[Data extracted from a collection]
## BEGIN

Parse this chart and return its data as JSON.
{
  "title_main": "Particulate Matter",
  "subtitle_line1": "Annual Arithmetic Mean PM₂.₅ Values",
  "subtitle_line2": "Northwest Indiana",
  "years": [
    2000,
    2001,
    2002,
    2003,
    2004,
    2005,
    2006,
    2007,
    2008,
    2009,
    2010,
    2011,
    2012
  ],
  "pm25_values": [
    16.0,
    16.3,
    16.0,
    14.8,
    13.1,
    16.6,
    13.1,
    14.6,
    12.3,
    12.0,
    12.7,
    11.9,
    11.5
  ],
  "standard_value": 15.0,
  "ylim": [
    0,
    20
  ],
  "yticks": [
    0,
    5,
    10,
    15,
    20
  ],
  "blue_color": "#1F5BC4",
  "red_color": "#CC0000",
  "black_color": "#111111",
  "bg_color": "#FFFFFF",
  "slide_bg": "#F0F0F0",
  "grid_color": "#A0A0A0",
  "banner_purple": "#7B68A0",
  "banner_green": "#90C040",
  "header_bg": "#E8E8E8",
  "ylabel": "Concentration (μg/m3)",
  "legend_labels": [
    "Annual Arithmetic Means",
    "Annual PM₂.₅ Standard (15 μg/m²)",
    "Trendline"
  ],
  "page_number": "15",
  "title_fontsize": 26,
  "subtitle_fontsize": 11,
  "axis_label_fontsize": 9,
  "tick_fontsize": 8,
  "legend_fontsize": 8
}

## END

▸ Request
Repeat the preceding lines exactly, please, every one of them.

▸ The result
Parse this chart and return its data as JSON.
{
  "title_main": "Particulate Matter",
  "subtitle_line1": "Annual Arithmetic Mean PM₂.₅ Values",
  "subtitle_line2": "Northwest Indiana",
  "years": [
    2000,
    2001,
    2002,
    2003,
    2004,
    2005,
    2006,
    2007,
    2008,
    2009,
    2010,
    2011,
    2012
  ],
  "pm25_values": [
    16.0,
    16.3,
    16.0,
    14.8,
    13.1,
    16.6,
    13.1,
    14.6,
    12.3,
    12.0,
    12.7,
    11.9,
    11.5
  ],
  "standard_value": 15.0,
  "ylim": [
    0,
    20
  ],
  "yticks": [
    0,
    5,
    10,
    15,
    20
  ],
  "blue_color": "#1F5BC4",
  "red_color": "#CC0000",
  "black_color": "#111111",
  "bg_color": "#FFFFFF",
  "slide_bg": "#F0F0F0",
  "grid_color": "#A0A0A0",
  "banner_purple": "#7B68A0",
  "banner_green": "#90C040",
  "header_bg": "#E8E8E8",
  "ylabel": "Concentration (μg/m3)",
  "legend_labels": [
    "Annual Arithmetic Means",
    "Annual PM₂.₅ Standard (15 μg/m²)",
    "Trendline"
  ],
  "page_number": "15",
  "title_fontsize": 26,
  "subtitle_fontsize": 11,
  "axis_label_fontsize": 9,
  "tick_fontsize": 8,
  "legend_fontsize": 8
}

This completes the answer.